::: DATASET RECORDS

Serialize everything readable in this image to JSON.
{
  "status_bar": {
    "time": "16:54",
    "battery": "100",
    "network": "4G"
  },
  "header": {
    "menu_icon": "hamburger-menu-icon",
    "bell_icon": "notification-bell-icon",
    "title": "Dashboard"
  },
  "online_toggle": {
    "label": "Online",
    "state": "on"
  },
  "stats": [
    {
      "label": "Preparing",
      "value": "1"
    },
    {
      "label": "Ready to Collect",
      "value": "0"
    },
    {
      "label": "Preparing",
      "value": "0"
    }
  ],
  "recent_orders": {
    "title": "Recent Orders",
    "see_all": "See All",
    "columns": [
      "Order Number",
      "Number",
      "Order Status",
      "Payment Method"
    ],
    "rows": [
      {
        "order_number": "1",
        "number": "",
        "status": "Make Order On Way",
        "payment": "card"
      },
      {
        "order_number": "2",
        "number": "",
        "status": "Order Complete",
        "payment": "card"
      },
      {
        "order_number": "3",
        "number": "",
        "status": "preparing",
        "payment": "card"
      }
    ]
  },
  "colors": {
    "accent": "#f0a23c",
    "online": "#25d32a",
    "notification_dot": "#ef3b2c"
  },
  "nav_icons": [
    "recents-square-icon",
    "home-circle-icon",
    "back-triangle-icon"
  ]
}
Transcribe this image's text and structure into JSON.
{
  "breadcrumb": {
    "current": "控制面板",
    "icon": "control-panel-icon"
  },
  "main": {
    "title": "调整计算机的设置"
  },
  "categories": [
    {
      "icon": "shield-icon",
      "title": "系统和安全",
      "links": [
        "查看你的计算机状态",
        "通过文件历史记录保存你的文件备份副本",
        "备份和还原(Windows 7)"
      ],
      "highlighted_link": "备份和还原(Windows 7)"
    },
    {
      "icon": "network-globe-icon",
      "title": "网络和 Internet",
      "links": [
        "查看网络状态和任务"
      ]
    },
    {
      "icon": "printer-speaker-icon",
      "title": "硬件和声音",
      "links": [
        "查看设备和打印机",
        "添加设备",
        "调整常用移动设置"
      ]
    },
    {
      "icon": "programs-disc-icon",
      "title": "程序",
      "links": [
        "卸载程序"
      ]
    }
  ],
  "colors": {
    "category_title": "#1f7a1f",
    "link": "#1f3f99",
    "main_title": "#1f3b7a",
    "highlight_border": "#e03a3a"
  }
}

::::::

* [TO BE DONE]: Write out the listing once more, matching it exactly.

* [ANSWER TO THE TASK]:
Serialize everything readable in this image to JSON.
{
  "status_bar": {
    "time": "16:54",
    "battery": "100",
    "network": "4G"
  },
  "header": {
    "menu_icon": "hamburger-menu-icon",
    "bell_icon": "notification-bell-icon",
    "title": "Dashboard"
  },
  "online_toggle": {
    "label": "Online",
    "state": "on"
  },
  "stats": [
    {
      "label": "Preparing",
      "value": "1"
    },
    {
      "label": "Ready to Collect",
      "value": "0"
    },
    {
      "label": "Preparing",
      "value": "0"
    }
  ],
  "recent_orders": {
    "title": "Recent Orders",
    "see_all": "See All",
    "columns": [
      "Order Number",
      "Number",
      "Order Status",
      "Payment Method"
    ],
    "rows": [
      {
        "order_number": "1",
        "number": "",
        "status": "Make Order On Way",
        "payment": "card"
      },
      {
        "order_number": "2",
        "number": "",
        "status": "Order Complete",
        "payment": "card"
      },
      {
        "order_number": "3",
        "number": "",
        "status": "preparing",
        "payment": "card"
      }
    ]
  },
  "colors": {
    "accent": "#f0a23c",
    "online": "#25d32a",
    "notification_dot": "#ef3b2c"
  },
  "nav_icons": [
    "recents-square-icon",
    "home-circle-icon",
    "back-triangle-icon"
  ]
}
Transcribe this image's text and structure into JSON.
{
  "breadcrumb": {
    "current": "控制面板",
    "icon": "control-panel-icon"
  },
  "main": {
    "title": "调整计算机的设置"
  },
  "categories": [
    {
      "icon": "shield-icon",
      "title": "系统和安全",
      "links": [
        "查看你的计算机状态",
        "通过文件历史记录保存你的文件备份副本",
        "备份和还原(Windows 7)"
      ],
      "highlighted_link": "备份和还原(Windows 7)"
    },
    {
      "icon": "network-globe-icon",
      "title": "网络和 Internet",
      "links": [
        "查看网络状态和任务"
      ]
    },
    {
      "icon": "printer-speaker-icon",
      "title": "硬件和声音",
      "links": [
        "查看设备和打印机",
        "添加设备",
        "调整常用移动设置"
      ]
    },
    {
      "icon": "programs-disc-icon",
      "title": "程序",
      "links": [
        "卸载程序"
      ]
    }
  ],
  "colors": {
    "category_title": "#1f7a1f",
    "link": "#1f3f99",
    "main_title": "#1f3b7a",
    "highlight_border": "#e03a3a"
  }
}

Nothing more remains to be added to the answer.